* **Exercise directions**
Return only the count of lines in which the word "background" appears.

───── Record list ─────

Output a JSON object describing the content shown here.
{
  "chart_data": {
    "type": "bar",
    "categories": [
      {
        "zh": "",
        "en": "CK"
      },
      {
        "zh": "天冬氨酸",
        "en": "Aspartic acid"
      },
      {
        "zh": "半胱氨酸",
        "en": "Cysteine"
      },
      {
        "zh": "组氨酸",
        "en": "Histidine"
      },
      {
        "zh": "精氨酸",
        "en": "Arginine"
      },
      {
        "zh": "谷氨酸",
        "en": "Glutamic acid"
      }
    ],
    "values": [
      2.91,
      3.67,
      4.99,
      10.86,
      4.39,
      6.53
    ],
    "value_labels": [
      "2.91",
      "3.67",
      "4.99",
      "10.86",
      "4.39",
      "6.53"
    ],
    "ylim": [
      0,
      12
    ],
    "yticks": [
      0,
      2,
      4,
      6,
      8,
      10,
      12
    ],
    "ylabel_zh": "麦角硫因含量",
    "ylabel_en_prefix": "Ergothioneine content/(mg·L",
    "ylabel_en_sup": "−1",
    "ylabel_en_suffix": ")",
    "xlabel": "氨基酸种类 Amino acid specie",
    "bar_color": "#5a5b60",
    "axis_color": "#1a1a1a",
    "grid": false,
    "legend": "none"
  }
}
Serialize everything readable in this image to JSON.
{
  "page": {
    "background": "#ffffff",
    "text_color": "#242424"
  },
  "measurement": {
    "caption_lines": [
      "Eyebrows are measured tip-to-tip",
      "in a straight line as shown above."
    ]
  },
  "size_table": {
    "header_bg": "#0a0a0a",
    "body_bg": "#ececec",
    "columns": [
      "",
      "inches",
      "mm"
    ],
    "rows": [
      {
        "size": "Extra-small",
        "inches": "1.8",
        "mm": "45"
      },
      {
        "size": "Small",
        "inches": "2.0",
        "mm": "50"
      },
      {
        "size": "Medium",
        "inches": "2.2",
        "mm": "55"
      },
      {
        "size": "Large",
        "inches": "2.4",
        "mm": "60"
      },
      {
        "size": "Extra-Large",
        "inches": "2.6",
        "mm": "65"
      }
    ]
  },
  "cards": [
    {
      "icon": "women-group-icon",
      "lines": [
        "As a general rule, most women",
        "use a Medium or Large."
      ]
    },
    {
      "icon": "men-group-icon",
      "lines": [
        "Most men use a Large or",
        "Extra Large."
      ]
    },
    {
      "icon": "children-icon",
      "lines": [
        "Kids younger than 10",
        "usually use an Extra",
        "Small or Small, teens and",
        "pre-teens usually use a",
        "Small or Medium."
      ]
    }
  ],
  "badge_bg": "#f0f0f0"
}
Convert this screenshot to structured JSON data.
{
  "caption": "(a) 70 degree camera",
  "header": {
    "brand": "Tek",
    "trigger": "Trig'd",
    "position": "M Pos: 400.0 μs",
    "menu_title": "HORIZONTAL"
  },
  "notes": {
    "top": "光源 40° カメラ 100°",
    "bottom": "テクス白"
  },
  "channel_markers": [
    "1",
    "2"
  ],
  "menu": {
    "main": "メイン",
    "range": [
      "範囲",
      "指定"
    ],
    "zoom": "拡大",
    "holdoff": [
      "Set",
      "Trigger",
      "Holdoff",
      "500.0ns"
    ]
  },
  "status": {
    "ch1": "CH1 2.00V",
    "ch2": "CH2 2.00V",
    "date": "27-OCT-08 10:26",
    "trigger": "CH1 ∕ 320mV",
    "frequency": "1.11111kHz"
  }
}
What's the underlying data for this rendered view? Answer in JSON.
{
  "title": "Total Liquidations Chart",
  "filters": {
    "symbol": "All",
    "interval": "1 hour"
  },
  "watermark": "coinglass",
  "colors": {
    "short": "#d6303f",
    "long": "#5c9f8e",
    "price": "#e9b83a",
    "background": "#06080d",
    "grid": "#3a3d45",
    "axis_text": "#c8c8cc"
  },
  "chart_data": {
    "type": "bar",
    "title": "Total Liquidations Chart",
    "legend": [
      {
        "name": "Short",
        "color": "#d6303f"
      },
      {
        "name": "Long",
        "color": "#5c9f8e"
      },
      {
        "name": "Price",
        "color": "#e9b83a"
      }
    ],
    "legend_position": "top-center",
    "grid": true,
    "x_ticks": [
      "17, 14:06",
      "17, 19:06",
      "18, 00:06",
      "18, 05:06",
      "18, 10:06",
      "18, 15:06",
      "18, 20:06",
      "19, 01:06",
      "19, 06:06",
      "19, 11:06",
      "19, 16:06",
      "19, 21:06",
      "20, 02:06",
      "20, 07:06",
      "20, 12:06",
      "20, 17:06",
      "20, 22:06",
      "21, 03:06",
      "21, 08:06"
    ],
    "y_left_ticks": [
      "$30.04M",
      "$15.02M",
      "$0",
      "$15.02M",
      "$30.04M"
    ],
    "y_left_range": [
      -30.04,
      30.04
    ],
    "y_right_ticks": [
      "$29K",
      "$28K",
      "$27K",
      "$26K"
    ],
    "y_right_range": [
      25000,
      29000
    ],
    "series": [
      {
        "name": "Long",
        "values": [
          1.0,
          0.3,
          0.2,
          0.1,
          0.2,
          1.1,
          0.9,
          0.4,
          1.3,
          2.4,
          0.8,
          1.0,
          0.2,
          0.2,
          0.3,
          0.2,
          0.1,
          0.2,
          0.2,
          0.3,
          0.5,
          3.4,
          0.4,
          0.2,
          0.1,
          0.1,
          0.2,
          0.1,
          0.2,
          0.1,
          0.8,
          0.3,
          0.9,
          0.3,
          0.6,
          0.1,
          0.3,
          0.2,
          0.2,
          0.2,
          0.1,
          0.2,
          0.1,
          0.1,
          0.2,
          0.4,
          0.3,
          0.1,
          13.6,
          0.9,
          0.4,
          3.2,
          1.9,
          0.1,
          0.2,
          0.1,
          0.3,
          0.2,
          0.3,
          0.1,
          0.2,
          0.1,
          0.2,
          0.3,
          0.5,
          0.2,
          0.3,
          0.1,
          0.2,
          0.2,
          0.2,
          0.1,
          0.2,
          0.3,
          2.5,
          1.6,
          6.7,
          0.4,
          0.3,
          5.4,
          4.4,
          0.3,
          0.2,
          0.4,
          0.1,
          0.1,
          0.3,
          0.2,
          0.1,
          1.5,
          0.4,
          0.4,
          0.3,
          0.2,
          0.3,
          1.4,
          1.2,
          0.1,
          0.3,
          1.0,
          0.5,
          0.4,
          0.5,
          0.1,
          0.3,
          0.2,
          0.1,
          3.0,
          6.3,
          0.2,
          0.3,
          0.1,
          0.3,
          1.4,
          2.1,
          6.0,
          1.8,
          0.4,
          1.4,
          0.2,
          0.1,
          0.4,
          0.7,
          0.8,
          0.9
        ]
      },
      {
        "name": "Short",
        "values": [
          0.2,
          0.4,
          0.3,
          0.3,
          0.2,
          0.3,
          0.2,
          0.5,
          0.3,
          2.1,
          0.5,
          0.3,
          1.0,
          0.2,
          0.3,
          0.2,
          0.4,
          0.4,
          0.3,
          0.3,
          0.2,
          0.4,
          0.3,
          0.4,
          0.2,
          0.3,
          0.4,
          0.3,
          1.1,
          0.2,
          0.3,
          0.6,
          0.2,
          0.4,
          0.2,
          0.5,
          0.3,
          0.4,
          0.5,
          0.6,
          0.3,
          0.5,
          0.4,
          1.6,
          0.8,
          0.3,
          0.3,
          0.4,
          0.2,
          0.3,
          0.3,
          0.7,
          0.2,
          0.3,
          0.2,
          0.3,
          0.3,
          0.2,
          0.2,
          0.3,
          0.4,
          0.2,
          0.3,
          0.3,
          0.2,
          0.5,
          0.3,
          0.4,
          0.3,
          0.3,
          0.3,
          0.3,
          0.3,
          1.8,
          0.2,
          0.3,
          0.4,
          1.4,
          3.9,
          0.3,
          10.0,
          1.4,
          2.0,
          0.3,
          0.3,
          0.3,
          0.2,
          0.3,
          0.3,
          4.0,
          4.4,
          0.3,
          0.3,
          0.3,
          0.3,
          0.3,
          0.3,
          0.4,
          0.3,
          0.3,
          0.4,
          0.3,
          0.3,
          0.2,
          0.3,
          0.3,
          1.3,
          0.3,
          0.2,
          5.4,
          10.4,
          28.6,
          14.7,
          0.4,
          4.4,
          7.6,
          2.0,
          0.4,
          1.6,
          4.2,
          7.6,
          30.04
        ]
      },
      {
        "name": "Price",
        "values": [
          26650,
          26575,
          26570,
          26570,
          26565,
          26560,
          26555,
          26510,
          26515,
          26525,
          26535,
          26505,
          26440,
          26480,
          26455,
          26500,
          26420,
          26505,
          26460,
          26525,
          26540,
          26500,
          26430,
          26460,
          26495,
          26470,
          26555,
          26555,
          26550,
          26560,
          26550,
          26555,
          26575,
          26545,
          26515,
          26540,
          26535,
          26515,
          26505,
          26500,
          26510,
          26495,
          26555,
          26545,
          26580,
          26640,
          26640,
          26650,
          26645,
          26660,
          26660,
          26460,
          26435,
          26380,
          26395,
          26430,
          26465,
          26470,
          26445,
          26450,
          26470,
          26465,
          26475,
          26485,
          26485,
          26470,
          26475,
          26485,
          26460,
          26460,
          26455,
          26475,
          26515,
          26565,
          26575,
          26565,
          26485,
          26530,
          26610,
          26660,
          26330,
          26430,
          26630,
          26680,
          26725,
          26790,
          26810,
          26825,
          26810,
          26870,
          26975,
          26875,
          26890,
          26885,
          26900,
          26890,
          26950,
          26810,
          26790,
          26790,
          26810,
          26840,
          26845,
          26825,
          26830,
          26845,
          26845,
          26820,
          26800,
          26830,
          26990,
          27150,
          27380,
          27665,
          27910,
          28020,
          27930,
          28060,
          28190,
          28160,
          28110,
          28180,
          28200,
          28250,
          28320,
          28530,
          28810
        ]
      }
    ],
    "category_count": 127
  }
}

─────

* **Solution to the exercise**
2